[Data extracted from a collection]
● ● ●

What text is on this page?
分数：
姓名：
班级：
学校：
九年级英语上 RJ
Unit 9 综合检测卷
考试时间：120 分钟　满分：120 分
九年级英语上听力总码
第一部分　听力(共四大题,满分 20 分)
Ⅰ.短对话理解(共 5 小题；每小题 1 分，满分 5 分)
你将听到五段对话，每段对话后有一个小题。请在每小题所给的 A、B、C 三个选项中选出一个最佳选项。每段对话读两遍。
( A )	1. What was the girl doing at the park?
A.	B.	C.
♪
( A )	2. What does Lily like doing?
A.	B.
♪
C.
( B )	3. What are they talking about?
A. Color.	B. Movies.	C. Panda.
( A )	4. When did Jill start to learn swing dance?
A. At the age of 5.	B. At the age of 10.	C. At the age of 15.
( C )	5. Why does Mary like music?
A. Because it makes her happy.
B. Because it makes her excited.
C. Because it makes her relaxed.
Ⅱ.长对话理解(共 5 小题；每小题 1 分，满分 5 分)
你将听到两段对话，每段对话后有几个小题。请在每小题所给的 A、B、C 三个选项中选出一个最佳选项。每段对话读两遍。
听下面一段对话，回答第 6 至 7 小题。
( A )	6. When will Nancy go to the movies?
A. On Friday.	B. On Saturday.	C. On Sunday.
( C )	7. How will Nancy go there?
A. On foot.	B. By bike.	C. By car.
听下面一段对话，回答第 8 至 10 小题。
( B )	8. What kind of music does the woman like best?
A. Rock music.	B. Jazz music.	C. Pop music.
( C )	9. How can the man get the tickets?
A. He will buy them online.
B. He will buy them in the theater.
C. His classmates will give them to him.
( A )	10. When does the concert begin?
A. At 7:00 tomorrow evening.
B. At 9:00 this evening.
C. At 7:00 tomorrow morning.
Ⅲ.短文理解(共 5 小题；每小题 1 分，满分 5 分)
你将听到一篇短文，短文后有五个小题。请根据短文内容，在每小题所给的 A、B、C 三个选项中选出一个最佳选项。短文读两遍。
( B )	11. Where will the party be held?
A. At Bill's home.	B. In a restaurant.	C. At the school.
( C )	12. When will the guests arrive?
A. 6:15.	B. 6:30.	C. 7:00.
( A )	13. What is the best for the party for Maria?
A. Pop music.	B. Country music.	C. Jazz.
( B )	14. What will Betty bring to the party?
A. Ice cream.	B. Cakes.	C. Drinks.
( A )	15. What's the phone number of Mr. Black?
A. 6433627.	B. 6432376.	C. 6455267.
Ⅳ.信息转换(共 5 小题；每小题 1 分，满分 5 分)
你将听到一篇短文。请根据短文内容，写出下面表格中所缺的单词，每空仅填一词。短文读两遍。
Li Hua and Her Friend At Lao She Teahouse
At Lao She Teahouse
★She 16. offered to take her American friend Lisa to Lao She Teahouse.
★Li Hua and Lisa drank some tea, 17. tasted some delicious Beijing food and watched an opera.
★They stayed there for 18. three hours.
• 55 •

● ● ●

→ Exercise
From the listing above, reproduce all the lines exactly.

→ Solution below
What text is on this page?
分数：
姓名：
班级：
学校：
九年级英语上 RJ
Unit 9 综合检测卷
考试时间：120 分钟　满分：120 分
九年级英语上听力总码
第一部分　听力(共四大题,满分 20 分)
Ⅰ.短对话理解(共 5 小题；每小题 1 分，满分 5 分)
你将听到五段对话，每段对话后有一个小题。请在每小题所给的 A、B、C 三个选项中选出一个最佳选项。每段对话读两遍。
( A )	1. What was the girl doing at the park?
A.	B.	C.
♪
( A )	2. What does Lily like doing?
A.	B.
♪
C.
( B )	3. What are they talking about?
A. Color.	B. Movies.	C. Panda.
( A )	4. When did Jill start to learn swing dance?
A. At the age of 5.	B. At the age of 10.	C. At the age of 15.
( C )	5. Why does Mary like music?
A. Because it makes her happy.
B. Because it makes her excited.
C. Because it makes her relaxed.
Ⅱ.长对话理解(共 5 小题；每小题 1 分，满分 5 分)
你将听到两段对话，每段对话后有几个小题。请在每小题所给的 A、B、C 三个选项中选出一个最佳选项。每段对话读两遍。
听下面一段对话，回答第 6 至 7 小题。
( A )	6. When will Nancy go to the movies?
A. On Friday.	B. On Saturday.	C. On Sunday.
( C )	7. How will Nancy go there?
A. On foot.	B. By bike.	C. By car.
听下面一段对话，回答第 8 至 10 小题。
( B )	8. What kind of music does the woman like best?
A. Rock music.	B. Jazz music.	C. Pop music.
( C )	9. How can the man get the tickets?
A. He will buy them online.
B. He will buy them in the theater.
C. His classmates will give them to him.
( A )	10. When does the concert begin?
A. At 7:00 tomorrow evening.
B. At 9:00 this evening.
C. At 7:00 tomorrow morning.
Ⅲ.短文理解(共 5 小题；每小题 1 分，满分 5 分)
你将听到一篇短文，短文后有五个小题。请根据短文内容，在每小题所给的 A、B、C 三个选项中选出一个最佳选项。短文读两遍。
( B )	11. Where will the party be held?
A. At Bill's home.	B. In a restaurant.	C. At the school.
( C )	12. When will the guests arrive?
A. 6:15.	B. 6:30.	C. 7:00.
( A )	13. What is the best for the party for Maria?
A. Pop music.	B. Country music.	C. Jazz.
( B )	14. What will Betty bring to the party?
A. Ice cream.	B. Cakes.	C. Drinks.
( A )	15. What's the phone number of Mr. Black?
A. 6433627.	B. 6432376.	C. 6455267.
Ⅳ.信息转换(共 5 小题；每小题 1 分，满分 5 分)
你将听到一篇短文。请根据短文内容，写出下面表格中所缺的单词，每空仅填一词。短文读两遍。
Li Hua and Her Friend At Lao She Teahouse
At Lao She Teahouse
★She 16. offered to take her American friend Lisa to Lao She Teahouse.
★Li Hua and Lisa drank some tea, 17. tasted some delicious Beijing food and watched an opera.
★They stayed there for 18. three hours.
• 55 •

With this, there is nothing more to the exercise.